◆ **Exercise task**
Copy each line in which the string "Windows" occurs.

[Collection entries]

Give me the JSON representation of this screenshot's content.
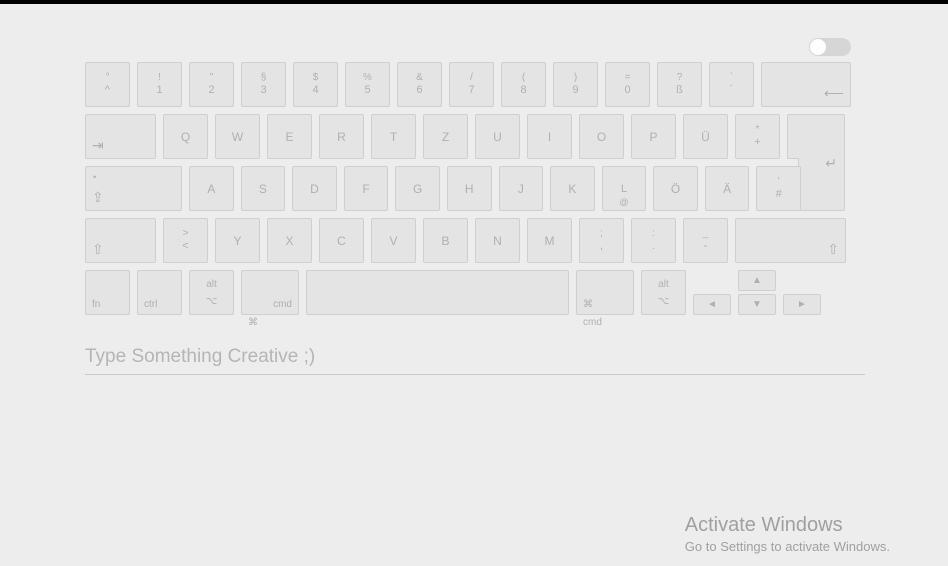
{
  "rows": {
    "r1": [
      {
        "top": "°",
        "bot": "^"
      },
      {
        "top": "!",
        "bot": "1"
      },
      {
        "top": "\"",
        "bot": "2"
      },
      {
        "top": "§",
        "bot": "3"
      },
      {
        "top": "$",
        "bot": "4"
      },
      {
        "top": "%",
        "bot": "5"
      },
      {
        "top": "&",
        "bot": "6"
      },
      {
        "top": "/",
        "bot": "7"
      },
      {
        "top": "(",
        "bot": "8"
      },
      {
        "top": ")",
        "bot": "9"
      },
      {
        "top": "=",
        "bot": "0"
      },
      {
        "top": "?",
        "bot": "ß"
      },
      {
        "top": "`",
        "bot": "´"
      }
    ],
    "r2": [
      "Q",
      "W",
      "E",
      "R",
      "T",
      "Z",
      "U",
      "I",
      "O",
      "P",
      "Ü"
    ],
    "r2_last": {
      "top": "*",
      "bot": "+"
    },
    "r3": [
      "A",
      "S",
      "D",
      "F",
      "G",
      "H",
      "J",
      "K"
    ],
    "r3_L": {
      "main": "L",
      "sub": "@"
    },
    "r3_tail": [
      "Ö",
      "Ä"
    ],
    "r3_last": {
      "top": "'",
      "bot": "#"
    },
    "r4_first": {
      "top": ">",
      "bot": "<"
    },
    "r4": [
      "Y",
      "X",
      "C",
      "V",
      "B",
      "N",
      "M"
    ],
    "r4_punct": [
      {
        "top": ";",
        "bot": ","
      },
      {
        "top": ":",
        "bot": "."
      },
      {
        "top": "_",
        "bot": "-"
      }
    ],
    "r5": {
      "fn": "fn",
      "ctrl": "ctrl",
      "alt_l_top": "alt",
      "alt_sym": "⌥",
      "cmd": "cmd",
      "cmd_sym": "⌘",
      "alt_r_top": "alt"
    }
  },
  "glyphs": {
    "backspace": "⟵",
    "tab": "⇥",
    "caps": "⇪",
    "capsdot": "•",
    "enter": "↵",
    "shift": "⇧",
    "left": "◄",
    "right": "►",
    "up": "▲",
    "down": "▼"
  },
  "input": {
    "placeholder": "Type Something Creative ;)",
    "value": ""
  },
  "watermark": {
    "title": "Activate Windows",
    "sub": "Go to Settings to activate Windows."
  }
}
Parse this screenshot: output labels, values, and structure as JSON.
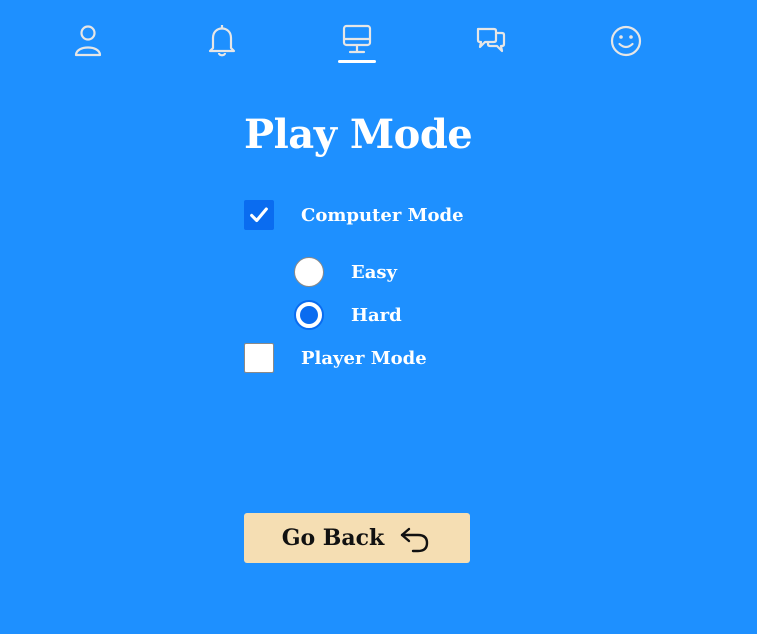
{
  "nav": {
    "items": [
      {
        "icon": "user-icon",
        "active": false
      },
      {
        "icon": "bell-icon",
        "active": false
      },
      {
        "icon": "monitor-icon",
        "active": true
      },
      {
        "icon": "chat-icon",
        "active": false
      },
      {
        "icon": "smiley-icon",
        "active": false
      }
    ]
  },
  "page": {
    "title": "Play Mode"
  },
  "options": {
    "computer_mode": {
      "label": "Computer Mode",
      "checked": true
    },
    "difficulty": {
      "selected": "Hard",
      "easy": {
        "label": "Easy",
        "selected": false
      },
      "hard": {
        "label": "Hard",
        "selected": true
      }
    },
    "player_mode": {
      "label": "Player Mode",
      "checked": false
    }
  },
  "back_button": {
    "label": "Go Back",
    "icon": "undo-arrow-icon"
  },
  "colors": {
    "background": "#1e90ff",
    "accent": "#0a6cf0",
    "button_bg": "#f5deb3",
    "text": "#ffffff"
  }
}
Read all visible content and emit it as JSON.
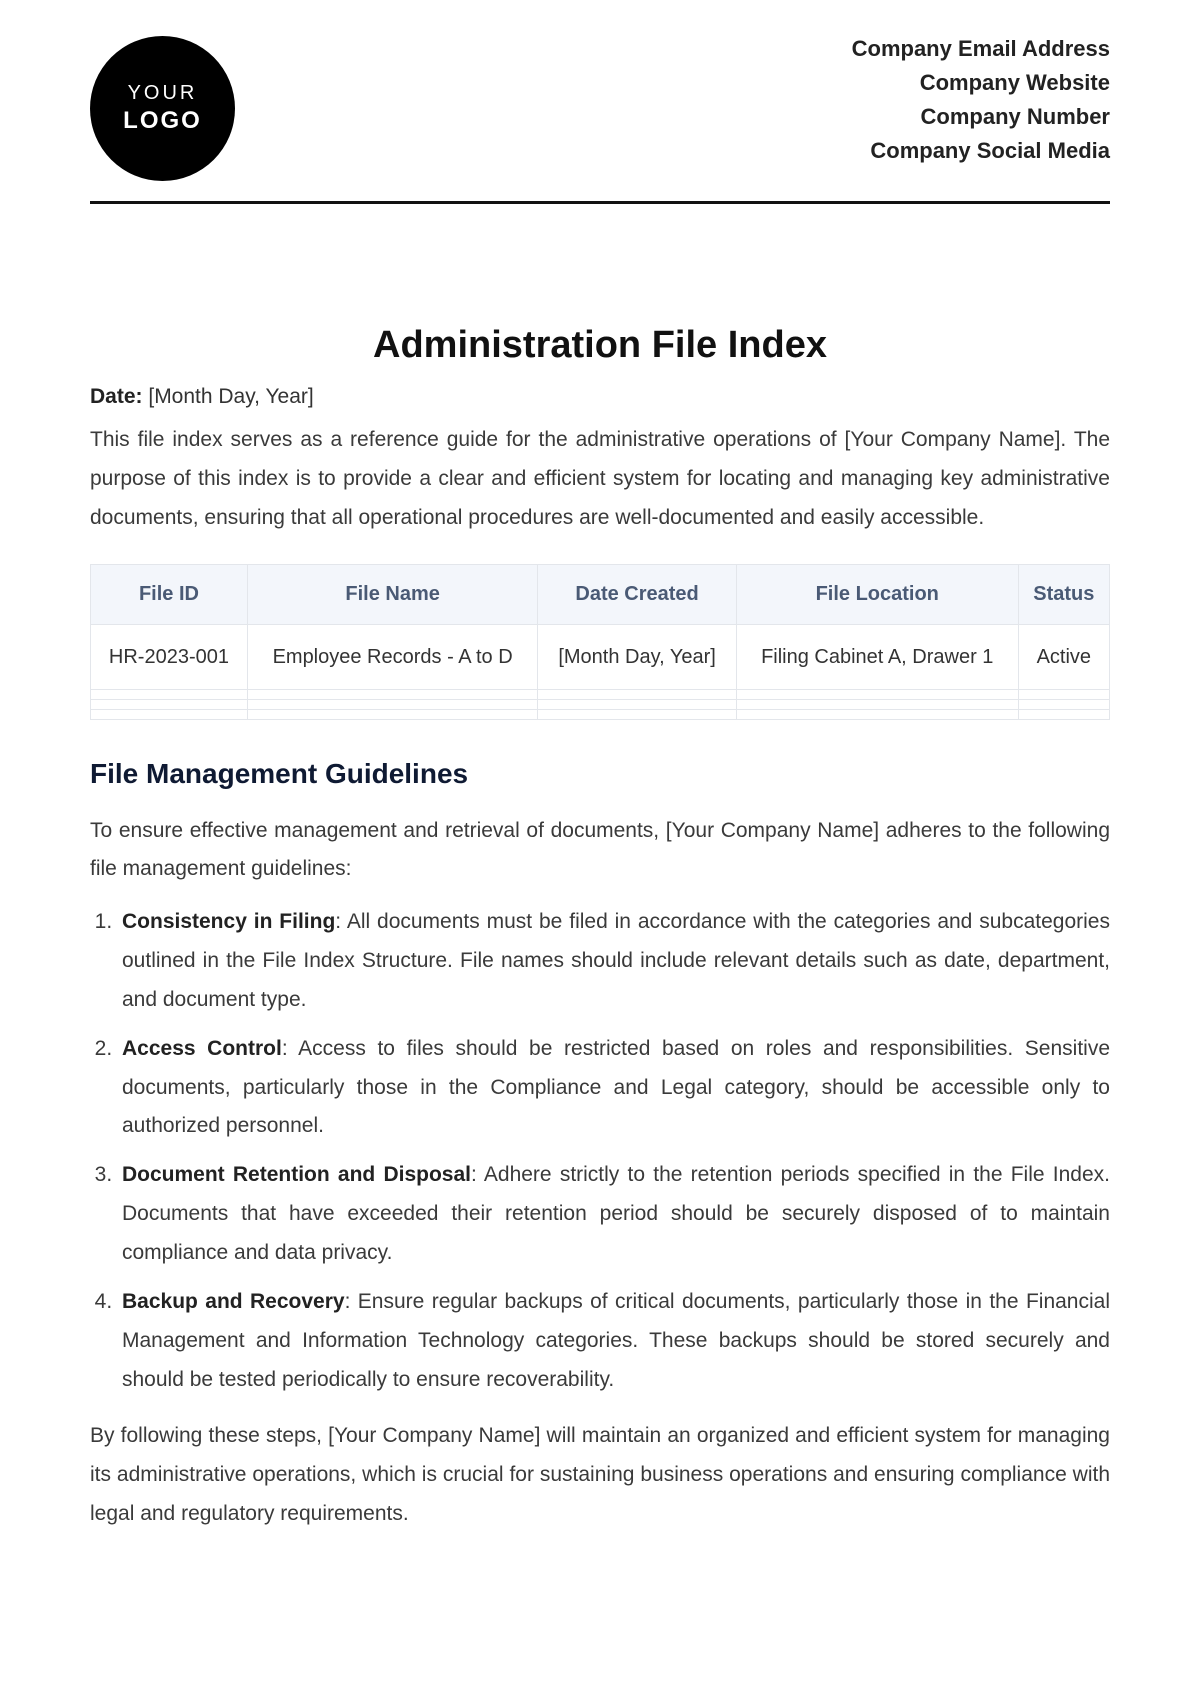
{
  "logo": {
    "line1": "YOUR",
    "line2": "LOGO"
  },
  "company_info": [
    "Company Email Address",
    "Company Website",
    "Company Number",
    "Company Social Media"
  ],
  "title": "Administration File Index",
  "date": {
    "label": "Date:",
    "value": "[Month Day, Year]"
  },
  "intro": "This file index serves as a reference guide for the administrative operations of [Your Company Name]. The purpose of this index is to provide a clear and efficient system for locating and managing key administrative documents, ensuring that all operational procedures are well-documented and easily accessible.",
  "table": {
    "headers": [
      "File ID",
      "File Name",
      "Date Created",
      "File Location",
      "Status"
    ],
    "rows": [
      {
        "file_id": "HR-2023-001",
        "file_name": "Employee Records - A to D",
        "date_created": "[Month Day, Year]",
        "file_location": "Filing Cabinet A, Drawer 1",
        "status": "Active"
      }
    ],
    "empty_rows": 3
  },
  "guidelines_heading": "File Management Guidelines",
  "guidelines_intro": "To ensure effective management and retrieval of documents, [Your Company Name] adheres to the following file management guidelines:",
  "guidelines": [
    {
      "title": "Consistency in Filing",
      "body": ": All documents must be filed in accordance with the categories and subcategories outlined in the File Index Structure. File names should include relevant details such as date, department, and document type."
    },
    {
      "title": "Access Control",
      "body": ": Access to files should be restricted based on roles and responsibilities. Sensitive documents, particularly those in the Compliance and Legal category, should be accessible only to authorized personnel."
    },
    {
      "title": "Document Retention and Disposal",
      "body": ": Adhere strictly to the retention periods specified in the File Index. Documents that have exceeded their retention period should be securely disposed of to maintain compliance and data privacy."
    },
    {
      "title": "Backup and Recovery",
      "body": ": Ensure regular backups of critical documents, particularly those in the Financial Management and Information Technology categories. These backups should be stored securely and should be tested periodically to ensure recoverability."
    }
  ],
  "conclusion": "By following these steps, [Your Company Name] will maintain an organized and efficient system for managing its administrative operations, which is crucial for sustaining business operations and ensuring compliance with legal and regulatory requirements."
}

◆ **Answer to the exercise**
    "title": "Activate Windows",
    "sub": "Go to Settings to activate Windows."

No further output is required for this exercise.